ENTRIES SHOWN:
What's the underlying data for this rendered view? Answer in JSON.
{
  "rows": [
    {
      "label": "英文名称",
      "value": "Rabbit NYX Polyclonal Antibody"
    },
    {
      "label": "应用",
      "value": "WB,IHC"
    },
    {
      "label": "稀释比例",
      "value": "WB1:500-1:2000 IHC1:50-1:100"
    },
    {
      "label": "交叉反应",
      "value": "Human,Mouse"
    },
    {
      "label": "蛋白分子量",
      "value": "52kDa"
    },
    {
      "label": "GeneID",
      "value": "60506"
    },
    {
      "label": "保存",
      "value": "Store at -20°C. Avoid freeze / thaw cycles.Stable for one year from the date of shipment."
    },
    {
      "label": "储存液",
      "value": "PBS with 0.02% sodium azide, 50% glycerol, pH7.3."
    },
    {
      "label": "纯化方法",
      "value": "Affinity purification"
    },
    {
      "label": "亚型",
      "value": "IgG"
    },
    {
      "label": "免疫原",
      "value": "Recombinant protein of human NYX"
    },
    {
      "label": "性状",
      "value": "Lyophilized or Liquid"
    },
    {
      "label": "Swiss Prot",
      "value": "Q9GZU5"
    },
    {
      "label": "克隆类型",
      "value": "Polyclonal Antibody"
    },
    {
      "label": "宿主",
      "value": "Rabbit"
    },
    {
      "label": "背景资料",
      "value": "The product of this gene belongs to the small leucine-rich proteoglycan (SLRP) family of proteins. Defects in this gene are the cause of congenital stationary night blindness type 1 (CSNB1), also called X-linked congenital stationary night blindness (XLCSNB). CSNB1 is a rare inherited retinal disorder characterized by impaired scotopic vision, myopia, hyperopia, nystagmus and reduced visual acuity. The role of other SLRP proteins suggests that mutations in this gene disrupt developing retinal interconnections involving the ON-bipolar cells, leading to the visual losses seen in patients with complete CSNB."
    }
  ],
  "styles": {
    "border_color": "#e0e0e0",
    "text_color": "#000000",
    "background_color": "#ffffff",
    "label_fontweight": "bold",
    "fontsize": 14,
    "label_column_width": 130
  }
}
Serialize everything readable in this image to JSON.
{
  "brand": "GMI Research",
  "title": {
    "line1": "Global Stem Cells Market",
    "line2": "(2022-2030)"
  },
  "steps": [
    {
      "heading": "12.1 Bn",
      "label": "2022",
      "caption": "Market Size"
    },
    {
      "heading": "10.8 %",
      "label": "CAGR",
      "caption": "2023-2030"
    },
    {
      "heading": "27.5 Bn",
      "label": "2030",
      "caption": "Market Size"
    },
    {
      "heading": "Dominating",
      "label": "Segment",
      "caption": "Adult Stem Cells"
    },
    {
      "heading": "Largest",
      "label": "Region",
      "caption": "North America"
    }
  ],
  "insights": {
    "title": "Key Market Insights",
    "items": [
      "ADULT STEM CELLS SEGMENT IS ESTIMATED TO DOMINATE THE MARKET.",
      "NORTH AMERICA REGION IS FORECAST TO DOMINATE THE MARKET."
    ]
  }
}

TO DO: How many lines in this material contain the string "Antibody"? Only the number is wanted.

RESPONSE TO THIS TASK: 2